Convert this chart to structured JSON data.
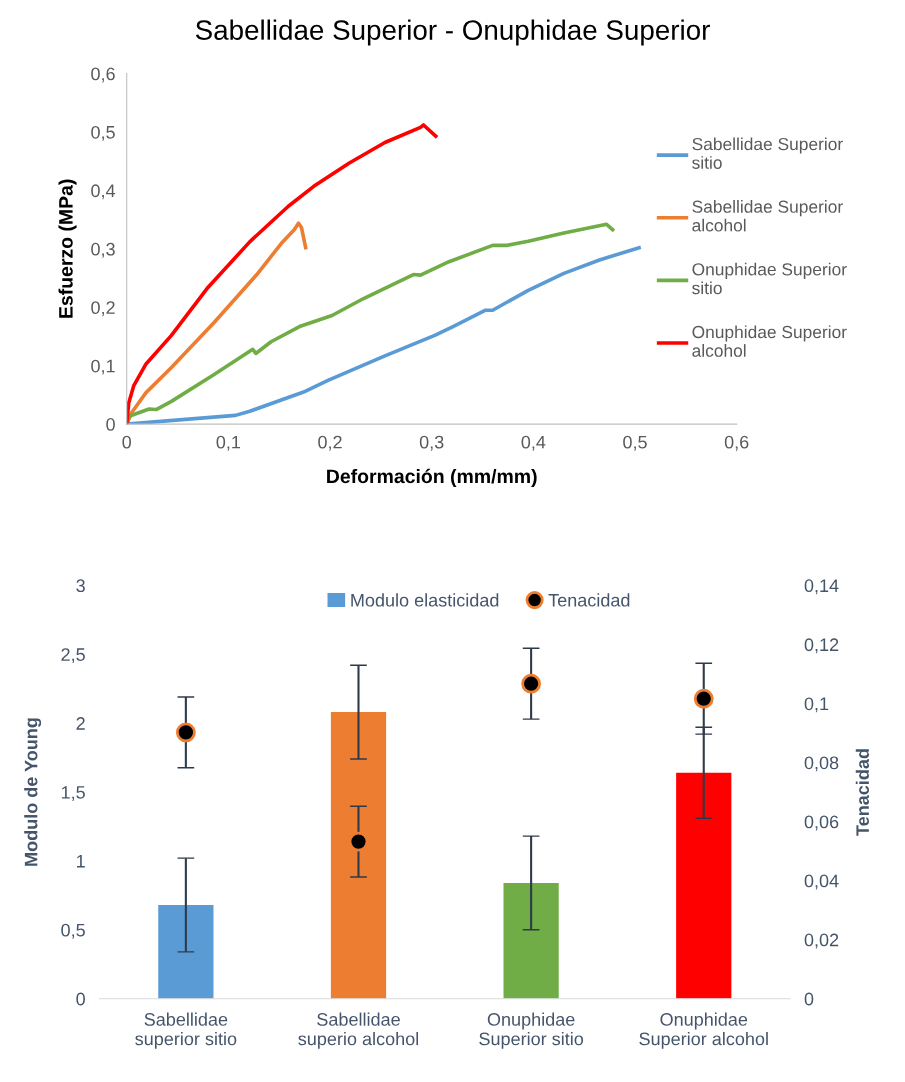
{
  "chart_data": [
    {
      "type": "line",
      "title": "Sabellidae Superior - Onuphidae Superior",
      "xlabel": "Deformación (mm/mm)",
      "ylabel": "Esfuerzo (MPa)",
      "xlim": [
        0,
        0.6
      ],
      "ylim": [
        0,
        0.6
      ],
      "xticks": [
        0,
        {
          "value": 0.1,
          "label": "0,1"
        },
        {
          "value": 0.2,
          "label": "0,2"
        },
        {
          "value": 0.3,
          "label": "0,3"
        },
        {
          "value": 0.4,
          "label": "0,4"
        },
        {
          "value": 0.5,
          "label": "0,5"
        },
        {
          "value": 0.6,
          "label": "0,6"
        }
      ],
      "yticks": [
        0,
        {
          "value": 0.1,
          "label": "0,1"
        },
        {
          "value": 0.2,
          "label": "0,2"
        },
        {
          "value": 0.3,
          "label": "0,3"
        },
        {
          "value": 0.4,
          "label": "0,4"
        },
        {
          "value": 0.5,
          "label": "0,5"
        },
        {
          "value": 0.6,
          "label": "0,6"
        }
      ],
      "grid": false,
      "legend": "right",
      "marker": "none",
      "line_style": "solid",
      "series": [
        {
          "name": "Sabellidae Superior sitio",
          "color": "#5b9bd5",
          "x": [
            0,
            0.107,
            0.121,
            0.174,
            0.198,
            0.254,
            0.303,
            0.321,
            0.353,
            0.36,
            0.395,
            0.43,
            0.465,
            0.504
          ],
          "values": [
            0,
            0.015,
            0.022,
            0.055,
            0.075,
            0.117,
            0.152,
            0.167,
            0.195,
            0.195,
            0.229,
            0.258,
            0.281,
            0.302
          ]
        },
        {
          "name": "Sabellidae Superior alcohol",
          "color": "#ed7d31",
          "x": [
            0,
            0.005,
            0.019,
            0.044,
            0.086,
            0.128,
            0.152,
            0.165,
            0.169,
            0.172,
            0.176
          ],
          "values": [
            0,
            0.02,
            0.054,
            0.097,
            0.174,
            0.256,
            0.309,
            0.333,
            0.344,
            0.336,
            0.302
          ]
        },
        {
          "name": "Onuphidae Superior sitio",
          "color": "#70ad47",
          "x": [
            0,
            0.003,
            0.022,
            0.029,
            0.044,
            0.086,
            0.124,
            0.127,
            0.142,
            0.17,
            0.202,
            0.233,
            0.282,
            0.289,
            0.317,
            0.36,
            0.374,
            0.395,
            0.43,
            0.472,
            0.478
          ],
          "values": [
            0,
            0.014,
            0.026,
            0.025,
            0.039,
            0.085,
            0.128,
            0.121,
            0.141,
            0.167,
            0.186,
            0.215,
            0.256,
            0.255,
            0.278,
            0.306,
            0.306,
            0.313,
            0.327,
            0.342,
            0.333
          ]
        },
        {
          "name": "Onuphidae Superior alcohol",
          "color": "#ff0000",
          "x": [
            0,
            0.002,
            0.007,
            0.019,
            0.044,
            0.079,
            0.121,
            0.159,
            0.184,
            0.219,
            0.254,
            0.289,
            0.292,
            0.304
          ],
          "values": [
            0,
            0.036,
            0.066,
            0.103,
            0.152,
            0.232,
            0.312,
            0.373,
            0.407,
            0.447,
            0.482,
            0.508,
            0.512,
            0.493
          ]
        }
      ]
    },
    {
      "type": "bar",
      "ylabel": "Modulo de Young",
      "y2label": "Tenacidad",
      "categories": [
        "Sabellidae superior sitio",
        "Sabellidae superio alcohol",
        "Onuphidae Superior sitio",
        "Onuphidae Superior alcohol"
      ],
      "ylim": [
        0,
        3
      ],
      "yticks": [
        0,
        {
          "value": 0.5,
          "label": "0,5"
        },
        1,
        {
          "value": 1.5,
          "label": "1,5"
        },
        2,
        {
          "value": 2.5,
          "label": "2,5"
        },
        3
      ],
      "y2lim": [
        0,
        0.14
      ],
      "y2ticks": [
        0,
        {
          "value": 0.02,
          "label": "0,02"
        },
        {
          "value": 0.04,
          "label": "0,04"
        },
        {
          "value": 0.06,
          "label": "0,06"
        },
        {
          "value": 0.08,
          "label": "0,08"
        },
        {
          "value": 0.1,
          "label": "0,1"
        },
        {
          "value": 0.12,
          "label": "0,12"
        },
        {
          "value": 0.14,
          "label": "0,14"
        }
      ],
      "grid": false,
      "legend": "top",
      "series": [
        {
          "name": "Modulo elasticidad",
          "type": "bar",
          "color": "#5b9bd5",
          "colors": [
            "#5b9bd5",
            "#ed7d31",
            "#70ad47",
            "#ff0000"
          ],
          "values": [
            0.68,
            2.08,
            0.84,
            1.64
          ],
          "errors": [
            0.34,
            0.34,
            0.34,
            0.33
          ]
        },
        {
          "name": "Tenacidad",
          "type": "scatter",
          "axis": "y2",
          "color": "#ed7d31",
          "marker": "circle",
          "values": [
            0.0902,
            0.0532,
            0.1067,
            0.1016
          ],
          "errors": [
            0.012,
            0.012,
            0.012,
            0.012
          ]
        }
      ]
    }
  ]
}
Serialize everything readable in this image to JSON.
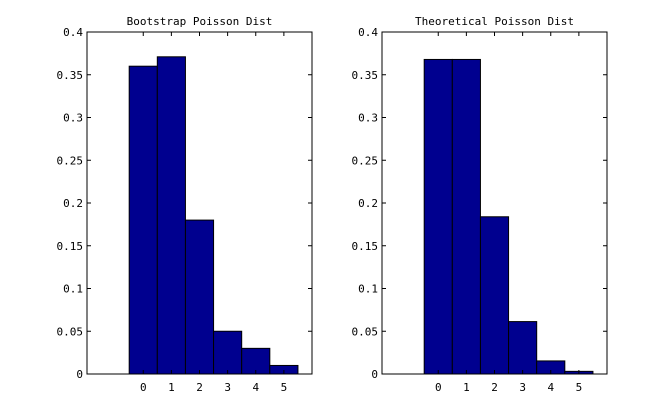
{
  "chart_data": [
    {
      "type": "bar",
      "title": "Bootstrap Poisson Dist",
      "xlabel": "",
      "ylabel": "",
      "categories": [
        "0",
        "1",
        "2",
        "3",
        "4",
        "5"
      ],
      "x": [
        0,
        1,
        2,
        3,
        4,
        5
      ],
      "values": [
        0.36,
        0.371,
        0.18,
        0.05,
        0.03,
        0.01
      ],
      "xlim": [
        -2,
        6
      ],
      "ylim": [
        0,
        0.4
      ],
      "yticks": [
        "0",
        "0.05",
        "0.1",
        "0.15",
        "0.2",
        "0.25",
        "0.3",
        "0.35",
        "0.4"
      ],
      "grid": false,
      "bar_color": "#00008f"
    },
    {
      "type": "bar",
      "title": "Theoretical Poisson Dist",
      "xlabel": "",
      "ylabel": "",
      "categories": [
        "0",
        "1",
        "2",
        "3",
        "4",
        "5"
      ],
      "x": [
        0,
        1,
        2,
        3,
        4,
        5
      ],
      "values": [
        0.3679,
        0.3679,
        0.1839,
        0.0613,
        0.0153,
        0.0031
      ],
      "xlim": [
        -2,
        6
      ],
      "ylim": [
        0,
        0.4
      ],
      "yticks": [
        "0",
        "0.05",
        "0.1",
        "0.15",
        "0.2",
        "0.25",
        "0.3",
        "0.35",
        "0.4"
      ],
      "grid": false,
      "bar_color": "#00008f"
    }
  ]
}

Exercise directions: Omit all pictures while transcribing the entries verbatim.

Result for this task:
Convert this chart to structured JSON data.
{
  "chart_data": [
    {
      "type": "line",
      "title": "Sabellidae Superior - Onuphidae Superior",
      "xlabel": "Deformación (mm/mm)",
      "ylabel": "Esfuerzo (MPa)",
      "xlim": [
        0,
        0.6
      ],
      "ylim": [
        0,
        0.6
      ],
      "xticks": [
        0,
        {
          "value": 0.1,
          "label": "0,1"
        },
        {
          "value": 0.2,
          "label": "0,2"
        },
        {
          "value": 0.3,
          "label": "0,3"
        },
        {
          "value": 0.4,
          "label": "0,4"
        },
        {
          "value": 0.5,
          "label": "0,5"
        },
        {
          "value": 0.6,
          "label": "0,6"
        }
      ],
      "yticks": [
        0,
        {
          "value": 0.1,
          "label": "0,1"
        },
        {
          "value": 0.2,
          "label": "0,2"
        },
        {
          "value": 0.3,
          "label": "0,3"
        },
        {
          "value": 0.4,
          "label": "0,4"
        },
        {
          "value": 0.5,
          "label": "0,5"
        },
        {
          "value": 0.6,
          "label": "0,6"
        }
      ],
      "grid": false,
      "legend": "right",
      "marker": "none",
      "line_style": "solid",
      "series": [
        {
          "name": "Sabellidae Superior sitio",
          "color": "#5b9bd5",
          "x": [
            0,
            0.107,
            0.121,
            0.174,
            0.198,
            0.254,
            0.303,
            0.321,
            0.353,
            0.36,
            0.395,
            0.43,
            0.465,
            0.504
          ],
          "values": [
            0,
            0.015,
            0.022,
            0.055,
            0.075,
            0.117,
            0.152,
            0.167,
            0.195,
            0.195,
            0.229,
            0.258,
            0.281,
            0.302
          ]
        },
        {
          "name": "Sabellidae Superior alcohol",
          "color": "#ed7d31",
          "x": [
            0,
            0.005,
            0.019,
            0.044,
            0.086,
            0.128,
            0.152,
            0.165,
            0.169,
            0.172,
            0.176
          ],
          "values": [
            0,
            0.02,
            0.054,
            0.097,
            0.174,
            0.256,
            0.309,
            0.333,
            0.344,
            0.336,
            0.302
          ]
        },
        {
          "name": "Onuphidae Superior sitio",
          "color": "#70ad47",
          "x": [
            0,
            0.003,
            0.022,
            0.029,
            0.044,
            0.086,
            0.124,
            0.127,
            0.142,
            0.17,
            0.202,
            0.233,
            0.282,
            0.289,
            0.317,
            0.36,
            0.374,
            0.395,
            0.43,
            0.472,
            0.478
          ],
          "values": [
            0,
            0.014,
            0.026,
            0.025,
            0.039,
            0.085,
            0.128,
            0.121,
            0.141,
            0.167,
            0.186,
            0.215,
            0.256,
            0.255,
            0.278,
            0.306,
            0.306,
            0.313,
            0.327,
            0.342,
            0.333
          ]
        },
        {
          "name": "Onuphidae Superior alcohol",
          "color": "#ff0000",
          "x": [
            0,
            0.002,
            0.007,
            0.019,
            0.044,
            0.079,
            0.121,
            0.159,
            0.184,
            0.219,
            0.254,
            0.289,
            0.292,
            0.304
          ],
          "values": [
            0,
            0.036,
            0.066,
            0.103,
            0.152,
            0.232,
            0.312,
            0.373,
            0.407,
            0.447,
            0.482,
            0.508,
            0.512,
            0.493
          ]
        }
      ]
    },
    {
      "type": "bar",
      "ylabel": "Modulo de Young",
      "y2label": "Tenacidad",
      "categories": [
        "Sabellidae superior sitio",
        "Sabellidae superio alcohol",
        "Onuphidae Superior sitio",
        "Onuphidae Superior alcohol"
      ],
      "ylim": [
        0,
        3
      ],
      "yticks": [
        0,
        {
          "value": 0.5,
          "label": "0,5"
        },
        1,
        {
          "value": 1.5,
          "label": "1,5"
        },
        2,
        {
          "value": 2.5,
          "label": "2,5"
        },
        3
      ],
      "y2lim": [
        0,
        0.14
      ],
      "y2ticks": [
        0,
        {
          "value": 0.02,
          "label": "0,02"
        },
        {
          "value": 0.04,
          "label": "0,04"
        },
        {
          "value": 0.06,
          "label": "0,06"
        },
        {
          "value": 0.08,
          "label": "0,08"
        },
        {
          "value": 0.1,
          "label": "0,1"
        },
        {
          "value": 0.12,
          "label": "0,12"
        },
        {
          "value": 0.14,
          "label": "0,14"
        }
      ],
      "grid": false,
      "legend": "top",
      "series": [
        {
          "name": "Modulo elasticidad",
          "type": "bar",
          "color": "#5b9bd5",
          "colors": [
            "#5b9bd5",
            "#ed7d31",
            "#70ad47",
            "#ff0000"
          ],
          "values": [
            0.68,
            2.08,
            0.84,
            1.64
          ],
          "errors": [
            0.34,
            0.34,
            0.34,
            0.33
          ]
        },
        {
          "name": "Tenacidad",
          "type": "scatter",
          "axis": "y2",
          "color": "#ed7d31",
          "marker": "circle",
          "values": [
            0.0902,
            0.0532,
            0.1067,
            0.1016
          ],
          "errors": [
            0.012,
            0.012,
            0.012,
            0.012
          ]
        }
      ]
    }
  ]
}
Serialize everything readable in this image to JSON.
{
  "chart_data": [
    {
      "type": "bar",
      "title": "Bootstrap Poisson Dist",
      "xlabel": "",
      "ylabel": "",
      "categories": [
        "0",
        "1",
        "2",
        "3",
        "4",
        "5"
      ],
      "x": [
        0,
        1,
        2,
        3,
        4,
        5
      ],
      "values": [
        0.36,
        0.371,
        0.18,
        0.05,
        0.03,
        0.01
      ],
      "xlim": [
        -2,
        6
      ],
      "ylim": [
        0,
        0.4
      ],
      "yticks": [
        "0",
        "0.05",
        "0.1",
        "0.15",
        "0.2",
        "0.25",
        "0.3",
        "0.35",
        "0.4"
      ],
      "grid": false,
      "bar_color": "#00008f"
    },
    {
      "type": "bar",
      "title": "Theoretical Poisson Dist",
      "xlabel": "",
      "ylabel": "",
      "categories": [
        "0",
        "1",
        "2",
        "3",
        "4",
        "5"
      ],
      "x": [
        0,
        1,
        2,
        3,
        4,
        5
      ],
      "values": [
        0.3679,
        0.3679,
        0.1839,
        0.0613,
        0.0153,
        0.0031
      ],
      "xlim": [
        -2,
        6
      ],
      "ylim": [
        0,
        0.4
      ],
      "yticks": [
        "0",
        "0.05",
        "0.1",
        "0.15",
        "0.2",
        "0.25",
        "0.3",
        "0.35",
        "0.4"
      ],
      "grid": false,
      "bar_color": "#00008f"
    }
  ]
}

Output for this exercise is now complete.